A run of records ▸

- - -

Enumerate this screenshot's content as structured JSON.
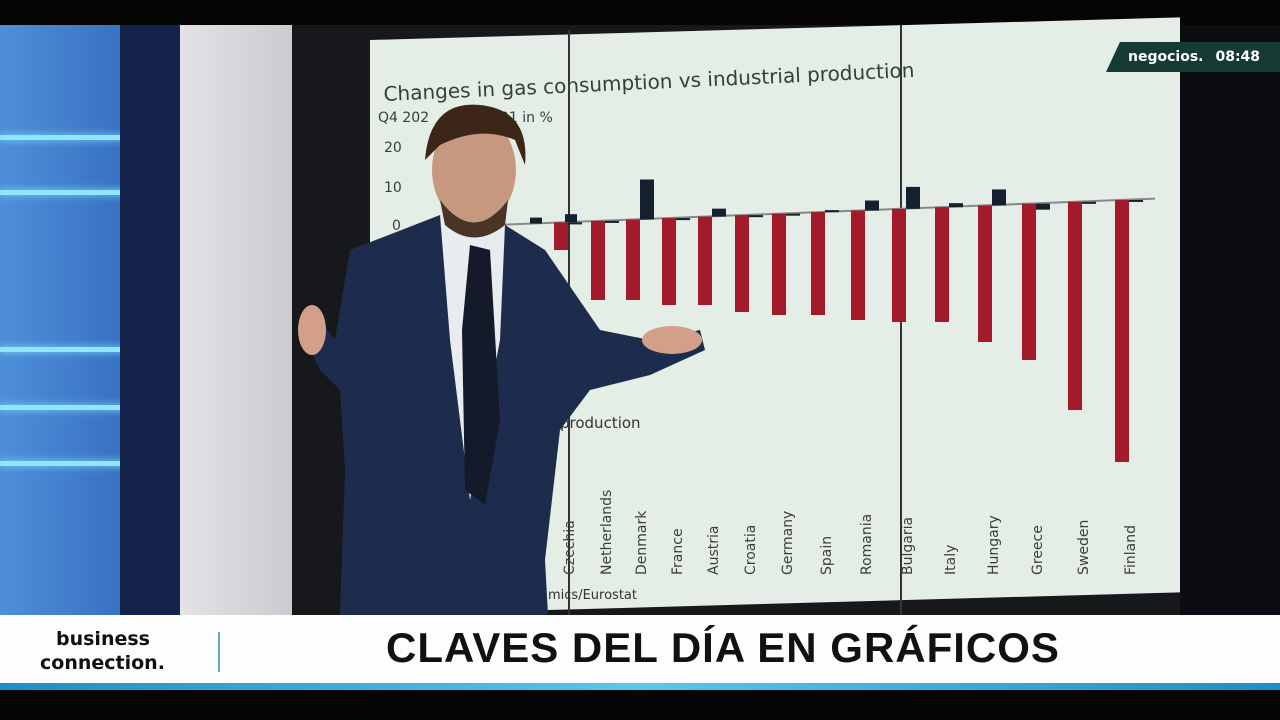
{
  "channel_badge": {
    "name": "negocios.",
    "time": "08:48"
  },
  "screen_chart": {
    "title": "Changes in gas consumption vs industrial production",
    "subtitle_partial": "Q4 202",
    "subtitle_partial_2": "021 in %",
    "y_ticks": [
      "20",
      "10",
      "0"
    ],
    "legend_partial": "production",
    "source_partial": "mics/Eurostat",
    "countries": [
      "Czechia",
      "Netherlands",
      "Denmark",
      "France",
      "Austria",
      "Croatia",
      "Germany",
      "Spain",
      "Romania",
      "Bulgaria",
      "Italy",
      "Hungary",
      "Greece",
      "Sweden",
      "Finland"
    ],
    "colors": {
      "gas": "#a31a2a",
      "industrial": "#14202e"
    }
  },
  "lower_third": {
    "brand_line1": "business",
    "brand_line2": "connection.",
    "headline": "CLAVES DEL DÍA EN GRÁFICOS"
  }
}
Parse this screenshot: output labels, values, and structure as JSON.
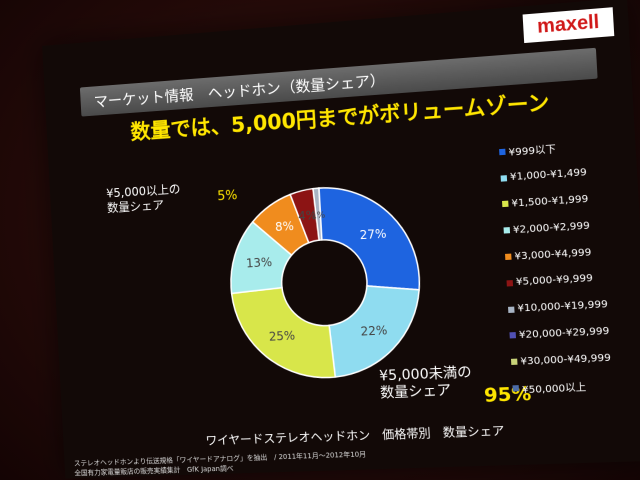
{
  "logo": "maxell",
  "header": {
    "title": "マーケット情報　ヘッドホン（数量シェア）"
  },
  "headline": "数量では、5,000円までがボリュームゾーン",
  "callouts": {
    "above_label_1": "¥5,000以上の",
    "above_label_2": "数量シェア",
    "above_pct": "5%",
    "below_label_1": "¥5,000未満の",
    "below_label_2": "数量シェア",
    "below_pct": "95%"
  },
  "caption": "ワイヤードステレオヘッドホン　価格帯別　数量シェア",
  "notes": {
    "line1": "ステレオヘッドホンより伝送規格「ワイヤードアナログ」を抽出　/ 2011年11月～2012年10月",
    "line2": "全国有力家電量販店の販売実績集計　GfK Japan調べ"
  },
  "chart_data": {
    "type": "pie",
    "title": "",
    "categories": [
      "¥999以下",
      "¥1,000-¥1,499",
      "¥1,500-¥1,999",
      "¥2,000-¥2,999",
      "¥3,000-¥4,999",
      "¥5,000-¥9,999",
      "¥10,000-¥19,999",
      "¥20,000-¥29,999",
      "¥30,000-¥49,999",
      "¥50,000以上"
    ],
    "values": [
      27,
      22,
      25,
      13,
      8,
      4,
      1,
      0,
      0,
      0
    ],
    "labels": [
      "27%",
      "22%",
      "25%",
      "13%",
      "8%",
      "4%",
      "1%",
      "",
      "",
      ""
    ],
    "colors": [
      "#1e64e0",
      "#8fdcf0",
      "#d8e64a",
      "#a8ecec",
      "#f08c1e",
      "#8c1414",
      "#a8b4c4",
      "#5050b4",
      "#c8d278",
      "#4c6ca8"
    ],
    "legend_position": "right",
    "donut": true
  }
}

- - -

EXERCISE DETAILS ▸ Without the images, write out each line of the data verbatim.

TASK RESULT ▸
Enumerate this screenshot's content as structured JSON.
{
  "channel_badge": {
    "name": "negocios.",
    "time": "08:48"
  },
  "screen_chart": {
    "title": "Changes in gas consumption vs industrial production",
    "subtitle_partial": "Q4 202",
    "subtitle_partial_2": "021 in %",
    "y_ticks": [
      "20",
      "10",
      "0"
    ],
    "legend_partial": "production",
    "source_partial": "mics/Eurostat",
    "countries": [
      "Czechia",
      "Netherlands",
      "Denmark",
      "France",
      "Austria",
      "Croatia",
      "Germany",
      "Spain",
      "Romania",
      "Bulgaria",
      "Italy",
      "Hungary",
      "Greece",
      "Sweden",
      "Finland"
    ],
    "colors": {
      "gas": "#a31a2a",
      "industrial": "#14202e"
    }
  },
  "lower_third": {
    "brand_line1": "business",
    "brand_line2": "connection.",
    "headline": "CLAVES DEL DÍA EN GRÁFICOS"
  }
}
Parse this screenshot: output labels, values, and structure as JSON.
{
  "logo": "maxell",
  "header": {
    "title": "マーケット情報　ヘッドホン（数量シェア）"
  },
  "headline": "数量では、5,000円までがボリュームゾーン",
  "callouts": {
    "above_label_1": "¥5,000以上の",
    "above_label_2": "数量シェア",
    "above_pct": "5%",
    "below_label_1": "¥5,000未満の",
    "below_label_2": "数量シェア",
    "below_pct": "95%"
  },
  "caption": "ワイヤードステレオヘッドホン　価格帯別　数量シェア",
  "notes": {
    "line1": "ステレオヘッドホンより伝送規格「ワイヤードアナログ」を抽出　/ 2011年11月～2012年10月",
    "line2": "全国有力家電量販店の販売実績集計　GfK Japan調べ"
  },
  "chart_data": {
    "type": "pie",
    "title": "",
    "categories": [
      "¥999以下",
      "¥1,000-¥1,499",
      "¥1,500-¥1,999",
      "¥2,000-¥2,999",
      "¥3,000-¥4,999",
      "¥5,000-¥9,999",
      "¥10,000-¥19,999",
      "¥20,000-¥29,999",
      "¥30,000-¥49,999",
      "¥50,000以上"
    ],
    "values": [
      27,
      22,
      25,
      13,
      8,
      4,
      1,
      0,
      0,
      0
    ],
    "labels": [
      "27%",
      "22%",
      "25%",
      "13%",
      "8%",
      "4%",
      "1%",
      "",
      "",
      ""
    ],
    "colors": [
      "#1e64e0",
      "#8fdcf0",
      "#d8e64a",
      "#a8ecec",
      "#f08c1e",
      "#8c1414",
      "#a8b4c4",
      "#5050b4",
      "#c8d278",
      "#4c6ca8"
    ],
    "legend_position": "right",
    "donut": true
  }
}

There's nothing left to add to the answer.